=== REQUIREMENT ===
Restate the records below word for word.

-- START OF MATERIAL --

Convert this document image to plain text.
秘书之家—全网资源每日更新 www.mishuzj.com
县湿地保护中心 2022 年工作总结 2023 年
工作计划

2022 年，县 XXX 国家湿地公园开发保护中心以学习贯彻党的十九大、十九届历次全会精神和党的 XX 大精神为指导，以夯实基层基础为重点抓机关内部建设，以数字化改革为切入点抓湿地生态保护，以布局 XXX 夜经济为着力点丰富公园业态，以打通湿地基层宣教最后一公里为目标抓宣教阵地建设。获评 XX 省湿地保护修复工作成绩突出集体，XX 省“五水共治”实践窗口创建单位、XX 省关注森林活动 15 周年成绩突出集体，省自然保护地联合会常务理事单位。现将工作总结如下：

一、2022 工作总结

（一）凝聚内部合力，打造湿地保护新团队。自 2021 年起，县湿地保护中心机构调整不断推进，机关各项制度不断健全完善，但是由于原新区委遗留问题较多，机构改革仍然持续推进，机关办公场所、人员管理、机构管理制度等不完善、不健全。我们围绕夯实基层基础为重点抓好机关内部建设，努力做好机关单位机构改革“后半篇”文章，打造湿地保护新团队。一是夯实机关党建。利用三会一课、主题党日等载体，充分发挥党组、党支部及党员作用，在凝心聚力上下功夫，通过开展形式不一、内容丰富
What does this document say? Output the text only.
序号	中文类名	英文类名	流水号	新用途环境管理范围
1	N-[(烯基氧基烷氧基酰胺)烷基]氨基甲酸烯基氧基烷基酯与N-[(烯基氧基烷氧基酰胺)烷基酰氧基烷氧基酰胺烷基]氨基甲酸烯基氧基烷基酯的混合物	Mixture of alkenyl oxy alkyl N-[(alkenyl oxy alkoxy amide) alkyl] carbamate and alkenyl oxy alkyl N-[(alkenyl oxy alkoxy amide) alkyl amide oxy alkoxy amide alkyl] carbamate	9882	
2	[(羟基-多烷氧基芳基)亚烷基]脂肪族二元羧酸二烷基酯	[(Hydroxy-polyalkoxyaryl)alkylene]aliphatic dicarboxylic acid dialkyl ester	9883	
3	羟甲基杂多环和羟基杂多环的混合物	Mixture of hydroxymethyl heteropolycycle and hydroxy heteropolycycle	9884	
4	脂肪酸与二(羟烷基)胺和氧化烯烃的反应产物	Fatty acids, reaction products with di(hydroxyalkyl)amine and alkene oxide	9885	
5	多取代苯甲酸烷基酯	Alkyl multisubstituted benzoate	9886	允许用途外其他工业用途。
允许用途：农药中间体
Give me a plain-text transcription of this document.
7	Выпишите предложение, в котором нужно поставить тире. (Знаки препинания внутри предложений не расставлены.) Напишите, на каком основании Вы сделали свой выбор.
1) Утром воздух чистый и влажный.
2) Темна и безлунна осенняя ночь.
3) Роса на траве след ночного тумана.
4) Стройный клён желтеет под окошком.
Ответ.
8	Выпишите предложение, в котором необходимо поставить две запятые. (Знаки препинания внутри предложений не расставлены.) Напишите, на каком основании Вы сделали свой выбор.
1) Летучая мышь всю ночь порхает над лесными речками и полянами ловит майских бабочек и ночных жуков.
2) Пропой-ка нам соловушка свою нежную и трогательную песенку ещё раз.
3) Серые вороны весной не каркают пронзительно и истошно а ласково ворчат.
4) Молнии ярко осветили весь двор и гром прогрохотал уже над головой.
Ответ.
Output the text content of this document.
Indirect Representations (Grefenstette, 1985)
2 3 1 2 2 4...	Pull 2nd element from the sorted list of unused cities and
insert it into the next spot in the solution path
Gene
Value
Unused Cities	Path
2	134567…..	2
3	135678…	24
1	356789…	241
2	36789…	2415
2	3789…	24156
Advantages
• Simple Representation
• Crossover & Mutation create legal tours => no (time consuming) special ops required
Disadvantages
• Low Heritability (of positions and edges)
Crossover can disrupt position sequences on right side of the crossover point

-- END OF MATERIAL --

=== WORKED SOLUTION ===
Convert this document image to plain text.
秘书之家—全网资源每日更新 www.mishuzj.com
县湿地保护中心 2022 年工作总结 2023 年
工作计划

2022 年，县 XXX 国家湿地公园开发保护中心以学习贯彻党的十九大、十九届历次全会精神和党的 XX 大精神为指导，以夯实基层基础为重点抓机关内部建设，以数字化改革为切入点抓湿地生态保护，以布局 XXX 夜经济为着力点丰富公园业态，以打通湿地基层宣教最后一公里为目标抓宣教阵地建设。获评 XX 省湿地保护修复工作成绩突出集体，XX 省“五水共治”实践窗口创建单位、XX 省关注森林活动 15 周年成绩突出集体，省自然保护地联合会常务理事单位。现将工作总结如下：

一、2022 工作总结

（一）凝聚内部合力，打造湿地保护新团队。自 2021 年起，县湿地保护中心机构调整不断推进，机关各项制度不断健全完善，但是由于原新区委遗留问题较多，机构改革仍然持续推进，机关办公场所、人员管理、机构管理制度等不完善、不健全。我们围绕夯实基层基础为重点抓好机关内部建设，努力做好机关单位机构改革“后半篇”文章，打造湿地保护新团队。一是夯实机关党建。利用三会一课、主题党日等载体，充分发挥党组、党支部及党员作用，在凝心聚力上下功夫，通过开展形式不一、内容丰富
What does this document say? Output the text only.
序号	中文类名	英文类名	流水号	新用途环境管理范围
1	N-[(烯基氧基烷氧基酰胺)烷基]氨基甲酸烯基氧基烷基酯与N-[(烯基氧基烷氧基酰胺)烷基酰氧基烷氧基酰胺烷基]氨基甲酸烯基氧基烷基酯的混合物	Mixture of alkenyl oxy alkyl N-[(alkenyl oxy alkoxy amide) alkyl] carbamate and alkenyl oxy alkyl N-[(alkenyl oxy alkoxy amide) alkyl amide oxy alkoxy amide alkyl] carbamate	9882	
2	[(羟基-多烷氧基芳基)亚烷基]脂肪族二元羧酸二烷基酯	[(Hydroxy-polyalkoxyaryl)alkylene]aliphatic dicarboxylic acid dialkyl ester	9883	
3	羟甲基杂多环和羟基杂多环的混合物	Mixture of hydroxymethyl heteropolycycle and hydroxy heteropolycycle	9884	
4	脂肪酸与二(羟烷基)胺和氧化烯烃的反应产物	Fatty acids, reaction products with di(hydroxyalkyl)amine and alkene oxide	9885	
5	多取代苯甲酸烷基酯	Alkyl multisubstituted benzoate	9886	允许用途外其他工业用途。
允许用途：农药中间体
Give me a plain-text transcription of this document.
7	Выпишите предложение, в котором нужно поставить тире. (Знаки препинания внутри предложений не расставлены.) Напишите, на каком основании Вы сделали свой выбор.
1) Утром воздух чистый и влажный.
2) Темна и безлунна осенняя ночь.
3) Роса на траве след ночного тумана.
4) Стройный клён желтеет под окошком.
Ответ.
8	Выпишите предложение, в котором необходимо поставить две запятые. (Знаки препинания внутри предложений не расставлены.) Напишите, на каком основании Вы сделали свой выбор.
1) Летучая мышь всю ночь порхает над лесными речками и полянами ловит майских бабочек и ночных жуков.
2) Пропой-ка нам соловушка свою нежную и трогательную песенку ещё раз.
3) Серые вороны весной не каркают пронзительно и истошно а ласково ворчат.
4) Молнии ярко осветили весь двор и гром прогрохотал уже над головой.
Ответ.
Output the text content of this document.
Indirect Representations (Grefenstette, 1985)
2 3 1 2 2 4...	Pull 2nd element from the sorted list of unused cities and
insert it into the next spot in the solution path
Gene
Value
Unused Cities	Path
2	134567…..	2
3	135678…	24
1	356789…	241
2	36789…	2415
2	3789…	24156
Advantages
• Simple Representation
• Crossover & Mutation create legal tours => no (time consuming) special ops required
Disadvantages
• Low Heritability (of positions and edges)
Crossover can disrupt position sequences on right side of the crossover point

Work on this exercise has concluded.